**EXERCISE INPUTS:**
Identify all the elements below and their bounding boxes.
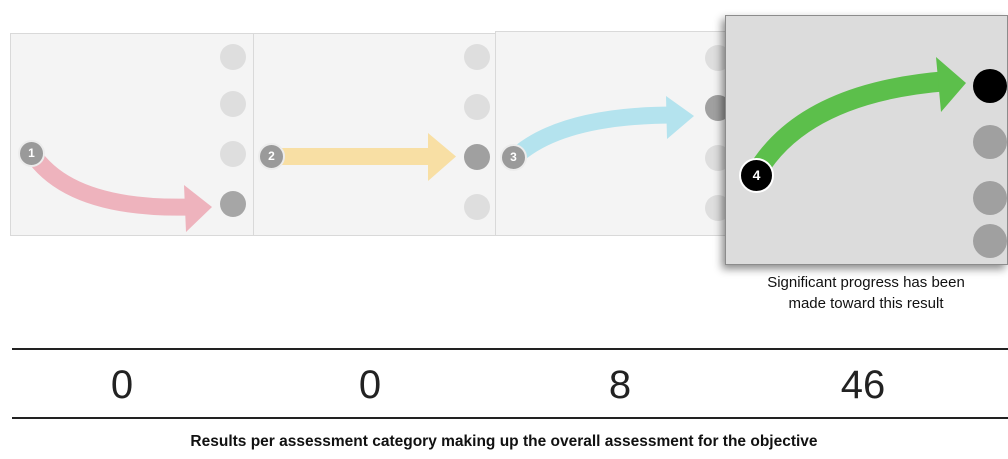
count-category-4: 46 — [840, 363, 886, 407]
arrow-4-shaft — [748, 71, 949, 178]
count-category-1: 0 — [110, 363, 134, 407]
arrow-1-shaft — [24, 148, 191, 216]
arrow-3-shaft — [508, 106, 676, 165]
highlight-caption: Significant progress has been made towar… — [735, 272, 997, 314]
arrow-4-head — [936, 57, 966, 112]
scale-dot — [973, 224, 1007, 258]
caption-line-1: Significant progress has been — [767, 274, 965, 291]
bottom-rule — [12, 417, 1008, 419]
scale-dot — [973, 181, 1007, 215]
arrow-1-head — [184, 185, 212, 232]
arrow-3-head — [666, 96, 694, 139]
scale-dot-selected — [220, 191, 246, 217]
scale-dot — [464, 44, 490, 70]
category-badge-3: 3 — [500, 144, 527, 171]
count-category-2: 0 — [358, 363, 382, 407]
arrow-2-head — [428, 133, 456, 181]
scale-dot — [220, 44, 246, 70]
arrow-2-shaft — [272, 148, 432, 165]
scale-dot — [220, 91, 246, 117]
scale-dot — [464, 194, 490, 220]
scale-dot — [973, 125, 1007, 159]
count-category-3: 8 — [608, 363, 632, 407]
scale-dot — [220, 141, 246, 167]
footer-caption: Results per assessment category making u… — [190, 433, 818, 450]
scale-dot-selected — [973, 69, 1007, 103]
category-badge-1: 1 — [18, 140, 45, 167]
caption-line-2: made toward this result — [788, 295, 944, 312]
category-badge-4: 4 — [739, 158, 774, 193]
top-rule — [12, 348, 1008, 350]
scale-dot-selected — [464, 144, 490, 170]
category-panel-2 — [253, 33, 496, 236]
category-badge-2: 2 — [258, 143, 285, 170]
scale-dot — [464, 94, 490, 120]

==

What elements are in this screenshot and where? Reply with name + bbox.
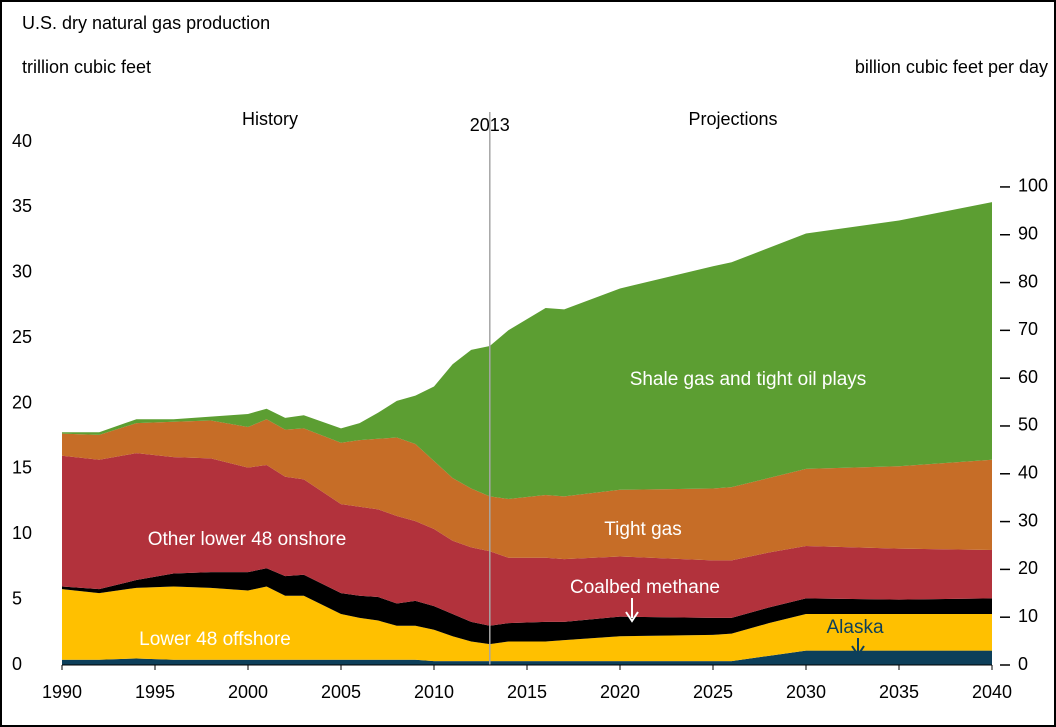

**WHAT THE EXERCISE ASKS:** Please format the lines from the one containing "Identify all the" through the one containing "arrow-3-shaft — [508, 106, 676, 165]", inclusive, as a JSON list of strings, one per line, leaving out blank lines and pictures.

**RESULT OF THIS EXERCISE:**
[
  "Identify all the elements below and their bounding boxes.",
  "count-category-4: 46 — [840, 363, 886, 407]",
  "arrow-4-shaft — [748, 71, 949, 178]",
  "count-category-1: 0 — [110, 363, 134, 407]",
  "arrow-1-shaft — [24, 148, 191, 216]",
  "arrow-3-shaft — [508, 106, 676, 165]"
]